▶ What is expected
Transcribe the records below exactly, leaving out any pictures.
** BEGIN Exercise material **
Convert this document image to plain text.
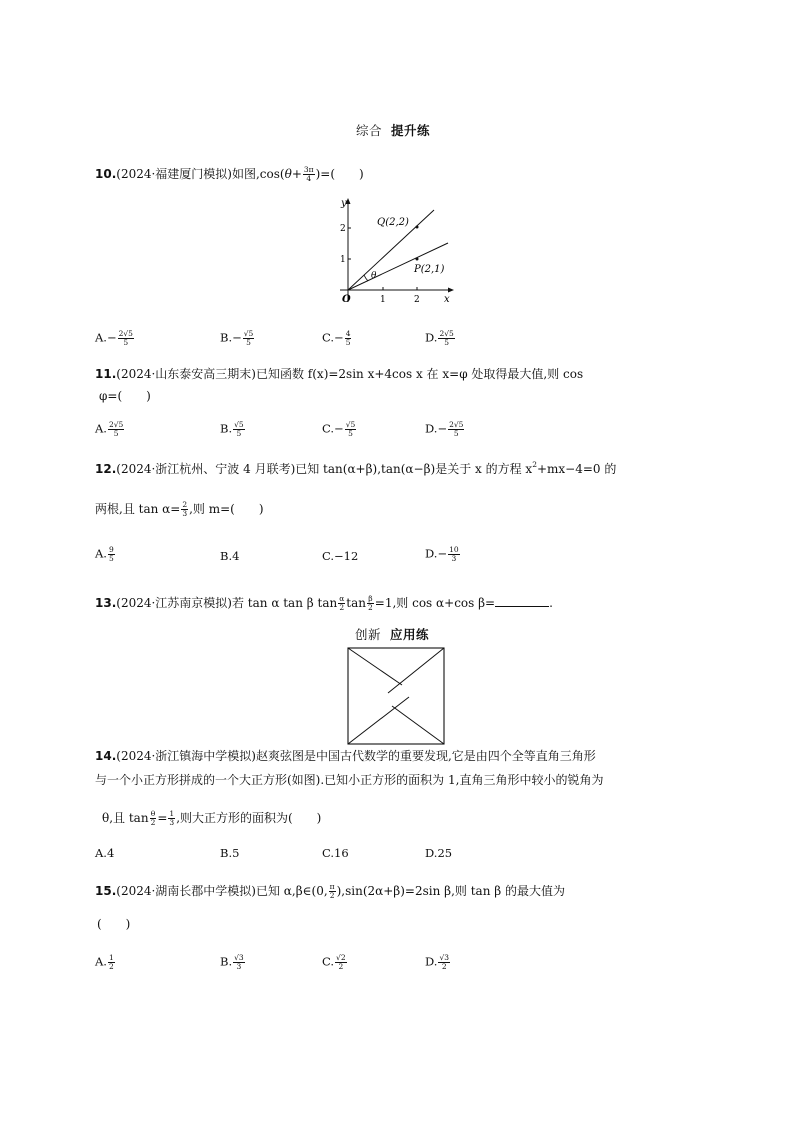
综合 提升练
10.(2024·福建厦门模拟)如图$,\cos(\theta+ \frac{3\pi}{4}$ )=(　　)
y
x
O	1	2
1
2
Q(2,2)
P(2,1)
θ
$A.- \frac{2√5}{5}$	$B.- \frac{√5}{5}$	$C.- \frac{4}{5}$	D. $\frac{2√5}{5}$
11.(2024·山东泰安高三期末)已知函数 f(x)=2sin x+4cos x 在 x=φ 处取得最大值,则 cos
φ=(　　)
A. $\frac{2√5}{5}$	B. $\frac{√5}{5}$	$C.- \frac{√5}{5}$	$D.- \frac{2√5}{5}$
12.(2024·浙江杭州、宁波 4 月联考)已知 tan(α+β),tan(α−β)是关于 x 的方程 $x^2+mx-4=0$ 的
两根,且 $\tan \alpha= \frac{2}{3}$ ,则 m=(　　)
A. $\frac{9}{5}$	B.4	C.−12	$D.- \frac{10}{3}$
13.(2024·江苏南京模拟)若 tan α tan β $\tan \frac{\alpha}{2}$ $\tan \frac{\beta}{2} =1$,则 cos α+cos β=	.
创新 应用练
14.(2024·浙江镇海中学模拟)赵爽弦图是中国古代数学的重要发现,它是由四个全等直角三角形
与一个小正方形拼成的一个大正方形(如图).已知小正方形的面积为 1,直角三角形中较小的锐角为
θ,且 $\tan \frac{\theta}{2} = \frac{1}{3}$ ,则大正方形的面积为(　　)
A.4	B.5	C.16	D.25
15.(2024·湖南长郡中学模拟)已知 α,β∈(0, $\frac{\pi}{2} ),\sin(2\alpha+\beta)=2\sin$ β,则 tan β 的最大值为
(　　)
A. $\frac{1}{2}$	B. $\frac{√3}{3}$	C. $\frac{√2}{2}$	D. $\frac{√3}{2}$
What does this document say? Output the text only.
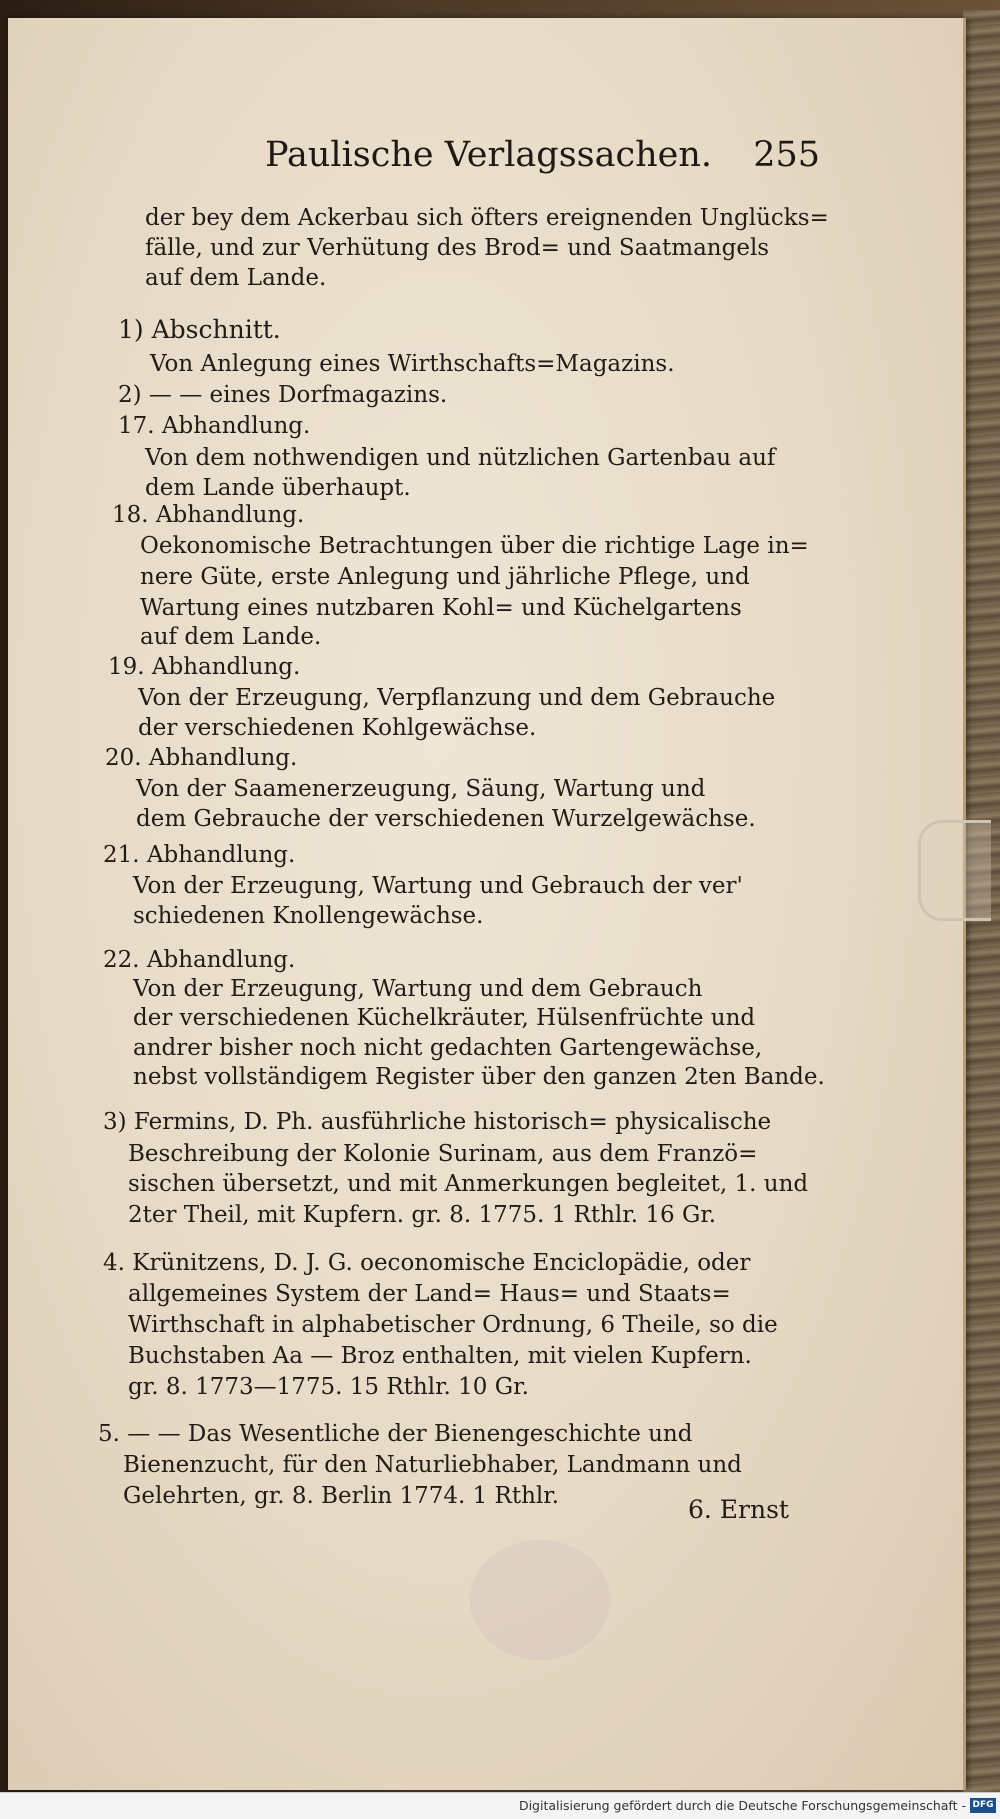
Paulische Verlagssachen. 255
der bey dem Ackerbau sich öfters ereignenden Unglücks=
fälle, und zur Verhütung des Brod= und Saatmangels
auf dem Lande.
1) Abschnitt.
Von Anlegung eines Wirthschafts=Magazins.
2) — — eines Dorfmagazins.
17. Abhandlung.
Von dem nothwendigen und nützlichen Gartenbau auf
dem Lande überhaupt.
18. Abhandlung.
Oekonomische Betrachtungen über die richtige Lage in=
nere Güte, erste Anlegung und jährliche Pflege, und
Wartung eines nutzbaren Kohl= und Küchelgartens
auf dem Lande.
19. Abhandlung.
Von der Erzeugung, Verpflanzung und dem Gebrauche
der verschiedenen Kohlgewächse.
20. Abhandlung.
Von der Saamenerzeugung, Säung, Wartung und
dem Gebrauche der verschiedenen Wurzelgewächse.
21. Abhandlung.
Von der Erzeugung, Wartung und Gebrauch der ver'
schiedenen Knollengewächse.
22. Abhandlung.
Von der Erzeugung, Wartung und dem Gebrauch
der verschiedenen Küchelkräuter, Hülsenfrüchte und
andrer bisher noch nicht gedachten Gartengewächse,
nebst vollständigem Register über den ganzen 2ten Bande.
3) Fermins, D. Ph. ausführliche historisch= physicalische
Beschreibung der Kolonie Surinam, aus dem Franzö=
sischen übersetzt, und mit Anmerkungen begleitet, 1. und
2ter Theil, mit Kupfern. gr. 8. 1775. 1 Rthlr. 16 Gr.
4. Krünitzens, D. J. G. oeconomische Enciclopädie, oder
allgemeines System der Land= Haus= und Staats=
Wirthschaft in alphabetischer Ordnung, 6 Theile, so die
Buchstaben Aa — Broz enthalten, mit vielen Kupfern.
gr. 8. 1773—1775. 15 Rthlr. 10 Gr.
5. — — Das Wesentliche der Bienengeschichte und
Bienenzucht, für den Naturliebhaber, Landmann und
Gelehrten, gr. 8. Berlin 1774. 1 Rthlr.	6. Ernst
Digitalisierung gefördert durch die Deutsche Forschungsgemeinschaft - DFG
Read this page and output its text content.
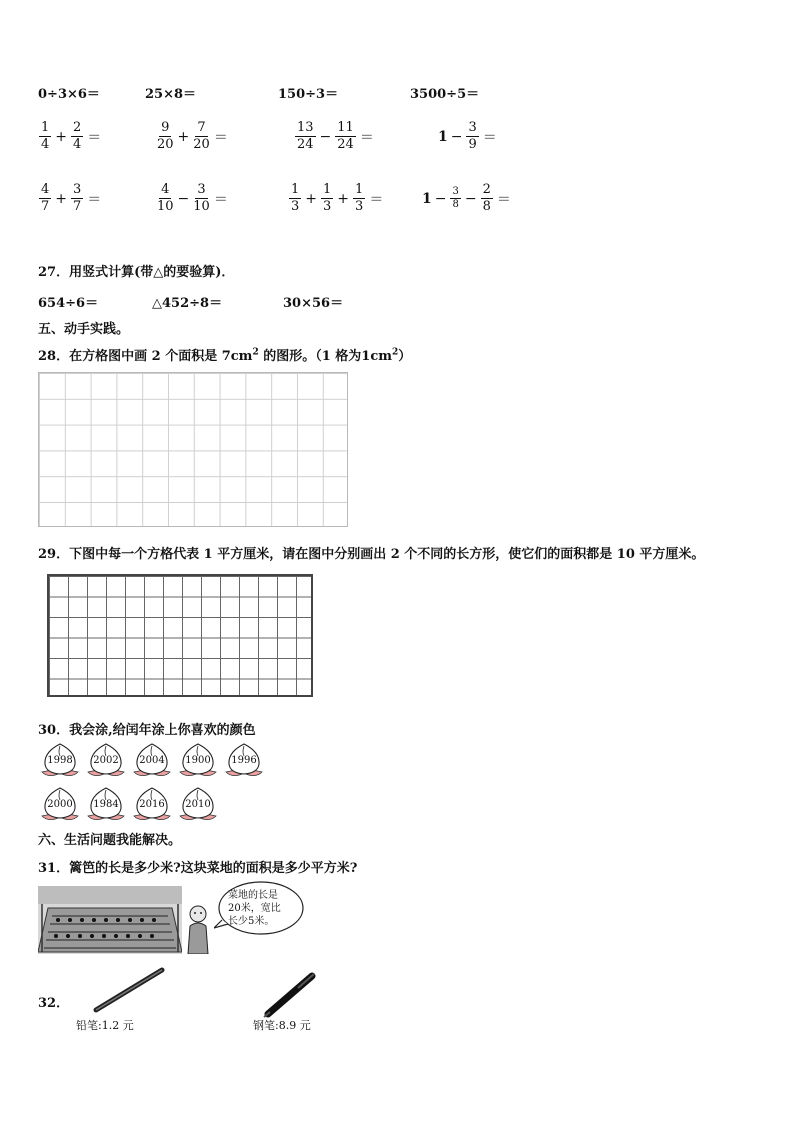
0÷3×6＝	25×8＝	150÷3＝	3500÷5＝
$\frac{1}{4} + \frac{2}{4}$ ＝	$\frac{9}{20} + \frac{7}{20}$ ＝	$\frac{13}{24} - \frac{11}{24}$ ＝	$1 - \frac{3}{9}$ ＝
$\frac{4}{7} + \frac{3}{7}$ ＝	$\frac{4}{10} - \frac{3}{10}$ ＝	$\frac{1}{3} + \frac{1}{3} + \frac{1}{3}$ ＝	$1 - \frac{3}{8} - \frac{2}{8}$ ＝
27．用竖式计算(带△的要验算)．
654÷6＝	△452÷8＝	30×56＝
五、动手实践。
28．在方格图中画 2 个面积是 $7cm^2$ 的图形。（1 格为$1cm^2$）
29．下图中每一个方格代表 1 平方厘米，请在图中分别画出 2 个不同的长方形，使它们的面积都是 10 平方厘米。
30．我会涂,给闰年涂上你喜欢的颜色
1998	2002	2004	1900	1996
2000	1984	2016	2010
六、生活问题我能解决。
31．篱笆的长是多少米?这块菜地的面积是多少平方米?
菜地的长是
20米，宽比
长少5米。
32．
铅笔:1.2 元	钢笔:8.9 元
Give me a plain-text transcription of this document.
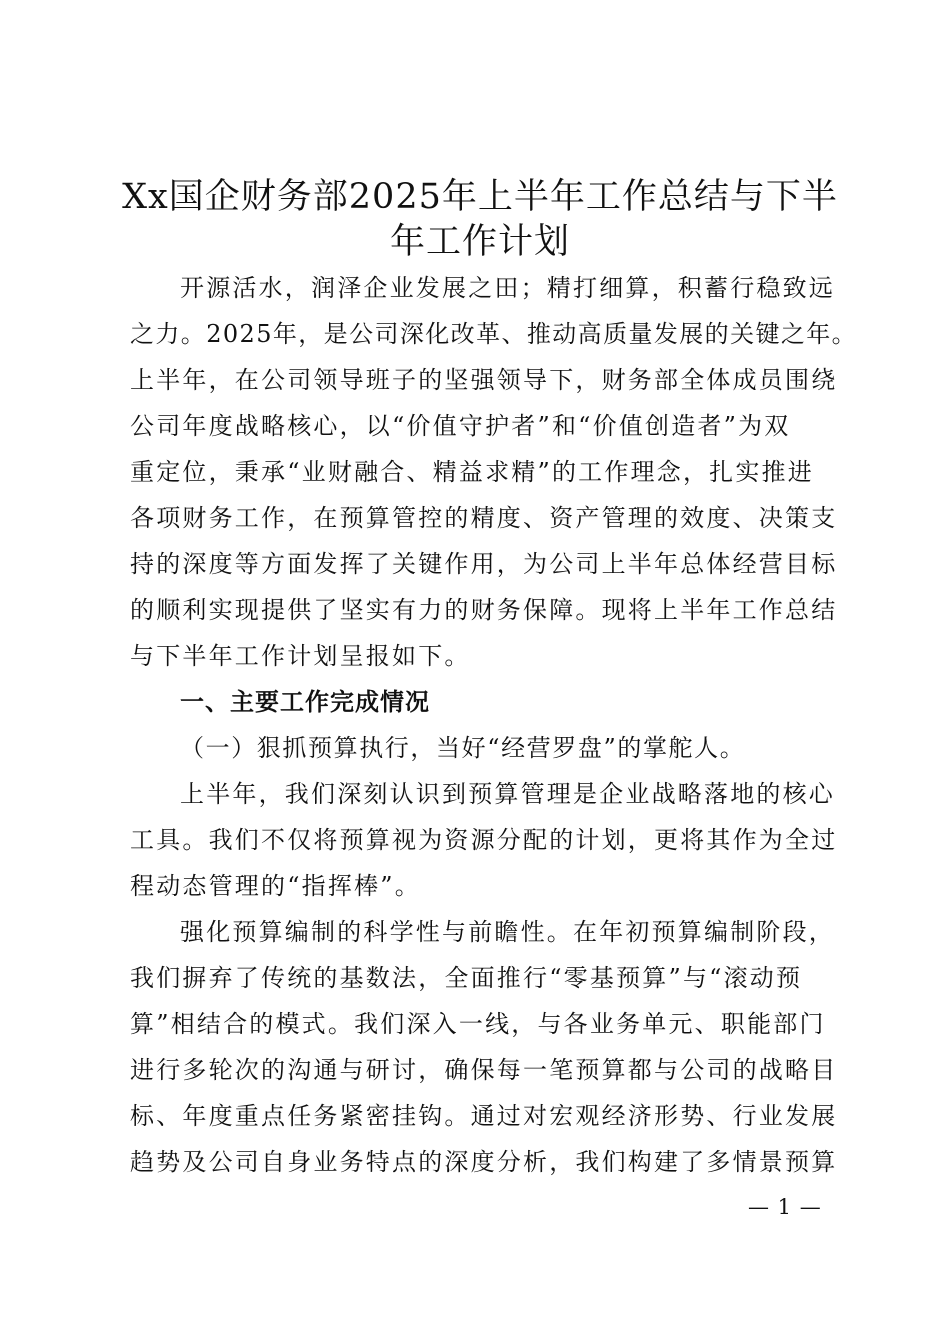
Xx国企财务部2025年上半年工作总结与下半
年工作计划

开源活水，润泽企业发展之田；精打细算，积蓄行稳致远

之力。2025年，是公司深化改革、推动高质量发展的关键之年。

上半年，在公司领导班子的坚强领导下，财务部全体成员围绕

公司年度战略核心，以“价值守护者”和“价值创造者”为双

重定位，秉承“业财融合、精益求精”的工作理念，扎实推进

各项财务工作，在预算管控的精度、资产管理的效度、决策支

持的深度等方面发挥了关键作用，为公司上半年总体经营目标

的顺利实现提供了坚实有力的财务保障。现将上半年工作总结

与下半年工作计划呈报如下。

一、主要工作完成情况

（一）狠抓预算执行，当好“经营罗盘”的掌舵人。

上半年，我们深刻认识到预算管理是企业战略落地的核心

工具。我们不仅将预算视为资源分配的计划，更将其作为全过

程动态管理的“指挥棒”。

强化预算编制的科学性与前瞻性。在年初预算编制阶段，

我们摒弃了传统的基数法，全面推行“零基预算”与“滚动预

算”相结合的模式。我们深入一线，与各业务单元、职能部门

进行多轮次的沟通与研讨，确保每一笔预算都与公司的战略目

标、年度重点任务紧密挂钩。通过对宏观经济形势、行业发展

趋势及公司自身业务特点的深度分析，我们构建了多情景预算

— 1 —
** END Exercise material **
▶ Task solution
Convert this document image to plain text.
综合 提升练
10.(2024·福建厦门模拟)如图$,\cos(\theta+ \frac{3\pi}{4}$ )=(　　)
y
x
O	1	2
1
2
Q(2,2)
P(2,1)
θ
$A.- \frac{2√5}{5}$	$B.- \frac{√5}{5}$	$C.- \frac{4}{5}$	D. $\frac{2√5}{5}$
11.(2024·山东泰安高三期末)已知函数 f(x)=2sin x+4cos x 在 x=φ 处取得最大值,则 cos
φ=(　　)
A. $\frac{2√5}{5}$	B. $\frac{√5}{5}$	$C.- \frac{√5}{5}$	$D.- \frac{2√5}{5}$
12.(2024·浙江杭州、宁波 4 月联考)已知 tan(α+β),tan(α−β)是关于 x 的方程 $x^2+mx-4=0$ 的
两根,且 $\tan \alpha= \frac{2}{3}$ ,则 m=(　　)
A. $\frac{9}{5}$	B.4	C.−12	$D.- \frac{10}{3}$
13.(2024·江苏南京模拟)若 tan α tan β $\tan \frac{\alpha}{2}$ $\tan \frac{\beta}{2} =1$,则 cos α+cos β=	.
创新 应用练
14.(2024·浙江镇海中学模拟)赵爽弦图是中国古代数学的重要发现,它是由四个全等直角三角形
与一个小正方形拼成的一个大正方形(如图).已知小正方形的面积为 1,直角三角形中较小的锐角为
θ,且 $\tan \frac{\theta}{2} = \frac{1}{3}$ ,则大正方形的面积为(　　)
A.4	B.5	C.16	D.25
15.(2024·湖南长郡中学模拟)已知 α,β∈(0, $\frac{\pi}{2} ),\sin(2\alpha+\beta)=2\sin$ β,则 tan β 的最大值为
(　　)
A. $\frac{1}{2}$	B. $\frac{√3}{3}$	C. $\frac{√2}{2}$	D. $\frac{√3}{2}$
What does this document say? Output the text only.
Paulische Verlagssachen. 255
der bey dem Ackerbau sich öfters ereignenden Unglücks=
fälle, und zur Verhütung des Brod= und Saatmangels
auf dem Lande.
1) Abschnitt.
Von Anlegung eines Wirthschafts=Magazins.
2) — — eines Dorfmagazins.
17. Abhandlung.
Von dem nothwendigen und nützlichen Gartenbau auf
dem Lande überhaupt.
18. Abhandlung.
Oekonomische Betrachtungen über die richtige Lage in=
nere Güte, erste Anlegung und jährliche Pflege, und
Wartung eines nutzbaren Kohl= und Küchelgartens
auf dem Lande.
19. Abhandlung.
Von der Erzeugung, Verpflanzung und dem Gebrauche
der verschiedenen Kohlgewächse.
20. Abhandlung.
Von der Saamenerzeugung, Säung, Wartung und
dem Gebrauche der verschiedenen Wurzelgewächse.
21. Abhandlung.
Von der Erzeugung, Wartung und Gebrauch der ver'
schiedenen Knollengewächse.
22. Abhandlung.
Von der Erzeugung, Wartung und dem Gebrauch
der verschiedenen Küchelkräuter, Hülsenfrüchte und
andrer bisher noch nicht gedachten Gartengewächse,
nebst vollständigem Register über den ganzen 2ten Bande.
3) Fermins, D. Ph. ausführliche historisch= physicalische
Beschreibung der Kolonie Surinam, aus dem Franzö=
sischen übersetzt, und mit Anmerkungen begleitet, 1. und
2ter Theil, mit Kupfern. gr. 8. 1775. 1 Rthlr. 16 Gr.
4. Krünitzens, D. J. G. oeconomische Enciclopädie, oder
allgemeines System der Land= Haus= und Staats=
Wirthschaft in alphabetischer Ordnung, 6 Theile, so die
Buchstaben Aa — Broz enthalten, mit vielen Kupfern.
gr. 8. 1773—1775. 15 Rthlr. 10 Gr.
5. — — Das Wesentliche der Bienengeschichte und
Bienenzucht, für den Naturliebhaber, Landmann und
Gelehrten, gr. 8. Berlin 1774. 1 Rthlr.	6. Ernst
Digitalisierung gefördert durch die Deutsche Forschungsgemeinschaft - DFG
Read this page and output its text content.
0÷3×6＝	25×8＝	150÷3＝	3500÷5＝
$\frac{1}{4} + \frac{2}{4}$ ＝	$\frac{9}{20} + \frac{7}{20}$ ＝	$\frac{13}{24} - \frac{11}{24}$ ＝	$1 - \frac{3}{9}$ ＝
$\frac{4}{7} + \frac{3}{7}$ ＝	$\frac{4}{10} - \frac{3}{10}$ ＝	$\frac{1}{3} + \frac{1}{3} + \frac{1}{3}$ ＝	$1 - \frac{3}{8} - \frac{2}{8}$ ＝
27．用竖式计算(带△的要验算)．
654÷6＝	△452÷8＝	30×56＝
五、动手实践。
28．在方格图中画 2 个面积是 $7cm^2$ 的图形。（1 格为$1cm^2$）
29．下图中每一个方格代表 1 平方厘米，请在图中分别画出 2 个不同的长方形，使它们的面积都是 10 平方厘米。
30．我会涂,给闰年涂上你喜欢的颜色
1998	2002	2004	1900	1996
2000	1984	2016	2010
六、生活问题我能解决。
31．篱笆的长是多少米?这块菜地的面积是多少平方米?
菜地的长是
20米，宽比
长少5米。
32．
铅笔:1.2 元	钢笔:8.9 元
Give me a plain-text transcription of this document.
Xx国企财务部2025年上半年工作总结与下半
年工作计划

开源活水，润泽企业发展之田；精打细算，积蓄行稳致远

之力。2025年，是公司深化改革、推动高质量发展的关键之年。

上半年，在公司领导班子的坚强领导下，财务部全体成员围绕

公司年度战略核心，以“价值守护者”和“价值创造者”为双

重定位，秉承“业财融合、精益求精”的工作理念，扎实推进

各项财务工作，在预算管控的精度、资产管理的效度、决策支

持的深度等方面发挥了关键作用，为公司上半年总体经营目标

的顺利实现提供了坚实有力的财务保障。现将上半年工作总结

与下半年工作计划呈报如下。

一、主要工作完成情况

（一）狠抓预算执行，当好“经营罗盘”的掌舵人。

上半年，我们深刻认识到预算管理是企业战略落地的核心

工具。我们不仅将预算视为资源分配的计划，更将其作为全过

程动态管理的“指挥棒”。

强化预算编制的科学性与前瞻性。在年初预算编制阶段，

我们摒弃了传统的基数法，全面推行“零基预算”与“滚动预

算”相结合的模式。我们深入一线，与各业务单元、职能部门

进行多轮次的沟通与研讨，确保每一笔预算都与公司的战略目

标、年度重点任务紧密挂钩。通过对宏观经济形势、行业发展

趋势及公司自身业务特点的深度分析，我们构建了多情景预算

— 1 —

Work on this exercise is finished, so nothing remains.